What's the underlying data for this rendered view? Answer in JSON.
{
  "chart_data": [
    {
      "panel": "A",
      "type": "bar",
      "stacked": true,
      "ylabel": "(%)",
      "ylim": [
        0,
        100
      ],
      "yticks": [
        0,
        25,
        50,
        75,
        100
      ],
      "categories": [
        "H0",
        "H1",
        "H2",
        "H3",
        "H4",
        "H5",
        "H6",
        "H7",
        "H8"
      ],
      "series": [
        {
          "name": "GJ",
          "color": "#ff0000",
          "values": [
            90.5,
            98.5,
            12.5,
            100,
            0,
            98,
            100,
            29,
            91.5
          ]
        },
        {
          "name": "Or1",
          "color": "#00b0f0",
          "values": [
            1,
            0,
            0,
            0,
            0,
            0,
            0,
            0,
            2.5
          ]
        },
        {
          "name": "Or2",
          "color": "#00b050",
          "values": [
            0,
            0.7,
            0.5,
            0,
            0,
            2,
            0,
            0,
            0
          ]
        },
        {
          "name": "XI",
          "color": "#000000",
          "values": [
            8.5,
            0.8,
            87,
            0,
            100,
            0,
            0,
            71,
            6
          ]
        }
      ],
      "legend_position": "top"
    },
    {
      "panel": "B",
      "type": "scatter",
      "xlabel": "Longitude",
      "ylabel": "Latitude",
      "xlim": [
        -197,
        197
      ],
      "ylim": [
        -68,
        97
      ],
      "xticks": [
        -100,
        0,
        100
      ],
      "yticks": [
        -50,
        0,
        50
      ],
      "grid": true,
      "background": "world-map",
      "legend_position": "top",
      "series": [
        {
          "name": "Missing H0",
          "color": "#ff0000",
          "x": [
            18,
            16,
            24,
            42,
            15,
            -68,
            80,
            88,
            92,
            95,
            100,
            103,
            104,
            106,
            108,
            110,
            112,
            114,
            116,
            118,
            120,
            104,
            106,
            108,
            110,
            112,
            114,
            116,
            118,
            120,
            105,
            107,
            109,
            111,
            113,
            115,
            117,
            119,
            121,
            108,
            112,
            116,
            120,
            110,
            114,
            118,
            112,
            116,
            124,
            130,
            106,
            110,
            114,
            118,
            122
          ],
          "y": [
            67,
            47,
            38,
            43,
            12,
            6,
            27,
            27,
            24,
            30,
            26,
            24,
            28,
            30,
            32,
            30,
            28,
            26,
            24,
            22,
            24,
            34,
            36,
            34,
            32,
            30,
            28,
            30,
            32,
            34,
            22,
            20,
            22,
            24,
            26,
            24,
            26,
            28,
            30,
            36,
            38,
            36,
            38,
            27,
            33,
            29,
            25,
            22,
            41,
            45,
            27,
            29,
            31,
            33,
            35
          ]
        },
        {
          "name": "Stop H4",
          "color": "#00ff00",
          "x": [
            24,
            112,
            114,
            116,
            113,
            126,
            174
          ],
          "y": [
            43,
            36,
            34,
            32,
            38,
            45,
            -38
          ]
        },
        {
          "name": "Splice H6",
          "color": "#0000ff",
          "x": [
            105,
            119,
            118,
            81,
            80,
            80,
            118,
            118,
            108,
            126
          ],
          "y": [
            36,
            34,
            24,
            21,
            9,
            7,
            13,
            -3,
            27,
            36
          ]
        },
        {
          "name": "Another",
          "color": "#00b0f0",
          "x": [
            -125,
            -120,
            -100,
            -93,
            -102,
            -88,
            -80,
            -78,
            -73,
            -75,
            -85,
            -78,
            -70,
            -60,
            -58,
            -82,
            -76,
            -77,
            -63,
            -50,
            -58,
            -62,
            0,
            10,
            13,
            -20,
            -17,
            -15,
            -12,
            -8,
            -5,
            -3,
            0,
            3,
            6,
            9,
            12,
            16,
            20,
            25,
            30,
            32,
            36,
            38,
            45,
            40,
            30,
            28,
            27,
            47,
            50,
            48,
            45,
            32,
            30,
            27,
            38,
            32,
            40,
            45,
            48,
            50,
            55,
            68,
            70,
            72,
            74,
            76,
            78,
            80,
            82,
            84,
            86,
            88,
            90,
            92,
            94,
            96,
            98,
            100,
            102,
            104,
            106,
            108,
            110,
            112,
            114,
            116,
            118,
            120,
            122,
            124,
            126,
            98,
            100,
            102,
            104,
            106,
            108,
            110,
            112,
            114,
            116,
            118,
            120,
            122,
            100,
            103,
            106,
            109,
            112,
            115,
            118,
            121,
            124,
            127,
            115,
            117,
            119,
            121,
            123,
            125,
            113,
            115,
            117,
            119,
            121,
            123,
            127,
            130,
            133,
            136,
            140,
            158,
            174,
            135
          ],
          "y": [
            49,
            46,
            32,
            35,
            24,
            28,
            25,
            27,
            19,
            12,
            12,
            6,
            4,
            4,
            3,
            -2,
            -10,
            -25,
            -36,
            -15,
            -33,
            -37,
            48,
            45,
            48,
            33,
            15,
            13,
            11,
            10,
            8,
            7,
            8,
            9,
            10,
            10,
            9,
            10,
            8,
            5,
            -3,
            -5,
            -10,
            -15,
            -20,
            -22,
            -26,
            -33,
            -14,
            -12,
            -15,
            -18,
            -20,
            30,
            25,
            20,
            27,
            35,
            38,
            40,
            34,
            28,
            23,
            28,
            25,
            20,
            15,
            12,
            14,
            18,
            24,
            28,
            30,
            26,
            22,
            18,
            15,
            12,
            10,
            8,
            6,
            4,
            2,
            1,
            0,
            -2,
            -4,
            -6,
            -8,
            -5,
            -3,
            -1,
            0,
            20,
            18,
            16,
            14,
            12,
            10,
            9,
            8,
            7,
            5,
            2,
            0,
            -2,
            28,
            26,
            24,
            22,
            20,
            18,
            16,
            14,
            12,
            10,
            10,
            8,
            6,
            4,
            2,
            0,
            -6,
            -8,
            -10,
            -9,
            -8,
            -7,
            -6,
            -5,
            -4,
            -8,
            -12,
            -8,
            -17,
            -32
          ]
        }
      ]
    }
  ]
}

- - - - -

Aim of the task:
Restate the records, all of them, precisely as written.

Solution for this exercise:
What's the underlying data for this rendered view? Answer in JSON.
{
  "chart_data": [
    {
      "panel": "A",
      "type": "bar",
      "stacked": true,
      "ylabel": "(%)",
      "ylim": [
        0,
        100
      ],
      "yticks": [
        0,
        25,
        50,
        75,
        100
      ],
      "categories": [
        "H0",
        "H1",
        "H2",
        "H3",
        "H4",
        "H5",
        "H6",
        "H7",
        "H8"
      ],
      "series": [
        {
          "name": "GJ",
          "color": "#ff0000",
          "values": [
            90.5,
            98.5,
            12.5,
            100,
            0,
            98,
            100,
            29,
            91.5
          ]
        },
        {
          "name": "Or1",
          "color": "#00b0f0",
          "values": [
            1,
            0,
            0,
            0,
            0,
            0,
            0,
            0,
            2.5
          ]
        },
        {
          "name": "Or2",
          "color": "#00b050",
          "values": [
            0,
            0.7,
            0.5,
            0,
            0,
            2,
            0,
            0,
            0
          ]
        },
        {
          "name": "XI",
          "color": "#000000",
          "values": [
            8.5,
            0.8,
            87,
            0,
            100,
            0,
            0,
            71,
            6
          ]
        }
      ],
      "legend_position": "top"
    },
    {
      "panel": "B",
      "type": "scatter",
      "xlabel": "Longitude",
      "ylabel": "Latitude",
      "xlim": [
        -197,
        197
      ],
      "ylim": [
        -68,
        97
      ],
      "xticks": [
        -100,
        0,
        100
      ],
      "yticks": [
        -50,
        0,
        50
      ],
      "grid": true,
      "background": "world-map",
      "legend_position": "top",
      "series": [
        {
          "name": "Missing H0",
          "color": "#ff0000",
          "x": [
            18,
            16,
            24,
            42,
            15,
            -68,
            80,
            88,
            92,
            95,
            100,
            103,
            104,
            106,
            108,
            110,
            112,
            114,
            116,
            118,
            120,
            104,
            106,
            108,
            110,
            112,
            114,
            116,
            118,
            120,
            105,
            107,
            109,
            111,
            113,
            115,
            117,
            119,
            121,
            108,
            112,
            116,
            120,
            110,
            114,
            118,
            112,
            116,
            124,
            130,
            106,
            110,
            114,
            118,
            122
          ],
          "y": [
            67,
            47,
            38,
            43,
            12,
            6,
            27,
            27,
            24,
            30,
            26,
            24,
            28,
            30,
            32,
            30,
            28,
            26,
            24,
            22,
            24,
            34,
            36,
            34,
            32,
            30,
            28,
            30,
            32,
            34,
            22,
            20,
            22,
            24,
            26,
            24,
            26,
            28,
            30,
            36,
            38,
            36,
            38,
            27,
            33,
            29,
            25,
            22,
            41,
            45,
            27,
            29,
            31,
            33,
            35
          ]
        },
        {
          "name": "Stop H4",
          "color": "#00ff00",
          "x": [
            24,
            112,
            114,
            116,
            113,
            126,
            174
          ],
          "y": [
            43,
            36,
            34,
            32,
            38,
            45,
            -38
          ]
        },
        {
          "name": "Splice H6",
          "color": "#0000ff",
          "x": [
            105,
            119,
            118,
            81,
            80,
            80,
            118,
            118,
            108,
            126
          ],
          "y": [
            36,
            34,
            24,
            21,
            9,
            7,
            13,
            -3,
            27,
            36
          ]
        },
        {
          "name": "Another",
          "color": "#00b0f0",
          "x": [
            -125,
            -120,
            -100,
            -93,
            -102,
            -88,
            -80,
            -78,
            -73,
            -75,
            -85,
            -78,
            -70,
            -60,
            -58,
            -82,
            -76,
            -77,
            -63,
            -50,
            -58,
            -62,
            0,
            10,
            13,
            -20,
            -17,
            -15,
            -12,
            -8,
            -5,
            -3,
            0,
            3,
            6,
            9,
            12,
            16,
            20,
            25,
            30,
            32,
            36,
            38,
            45,
            40,
            30,
            28,
            27,
            47,
            50,
            48,
            45,
            32,
            30,
            27,
            38,
            32,
            40,
            45,
            48,
            50,
            55,
            68,
            70,
            72,
            74,
            76,
            78,
            80,
            82,
            84,
            86,
            88,
            90,
            92,
            94,
            96,
            98,
            100,
            102,
            104,
            106,
            108,
            110,
            112,
            114,
            116,
            118,
            120,
            122,
            124,
            126,
            98,
            100,
            102,
            104,
            106,
            108,
            110,
            112,
            114,
            116,
            118,
            120,
            122,
            100,
            103,
            106,
            109,
            112,
            115,
            118,
            121,
            124,
            127,
            115,
            117,
            119,
            121,
            123,
            125,
            113,
            115,
            117,
            119,
            121,
            123,
            127,
            130,
            133,
            136,
            140,
            158,
            174,
            135
          ],
          "y": [
            49,
            46,
            32,
            35,
            24,
            28,
            25,
            27,
            19,
            12,
            12,
            6,
            4,
            4,
            3,
            -2,
            -10,
            -25,
            -36,
            -15,
            -33,
            -37,
            48,
            45,
            48,
            33,
            15,
            13,
            11,
            10,
            8,
            7,
            8,
            9,
            10,
            10,
            9,
            10,
            8,
            5,
            -3,
            -5,
            -10,
            -15,
            -20,
            -22,
            -26,
            -33,
            -14,
            -12,
            -15,
            -18,
            -20,
            30,
            25,
            20,
            27,
            35,
            38,
            40,
            34,
            28,
            23,
            28,
            25,
            20,
            15,
            12,
            14,
            18,
            24,
            28,
            30,
            26,
            22,
            18,
            15,
            12,
            10,
            8,
            6,
            4,
            2,
            1,
            0,
            -2,
            -4,
            -6,
            -8,
            -5,
            -3,
            -1,
            0,
            20,
            18,
            16,
            14,
            12,
            10,
            9,
            8,
            7,
            5,
            2,
            0,
            -2,
            28,
            26,
            24,
            22,
            20,
            18,
            16,
            14,
            12,
            10,
            10,
            8,
            6,
            4,
            2,
            0,
            -6,
            -8,
            -10,
            -9,
            -8,
            -7,
            -6,
            -5,
            -4,
            -8,
            -12,
            -8,
            -17,
            -32
          ]
        }
      ]
    }
  ]
}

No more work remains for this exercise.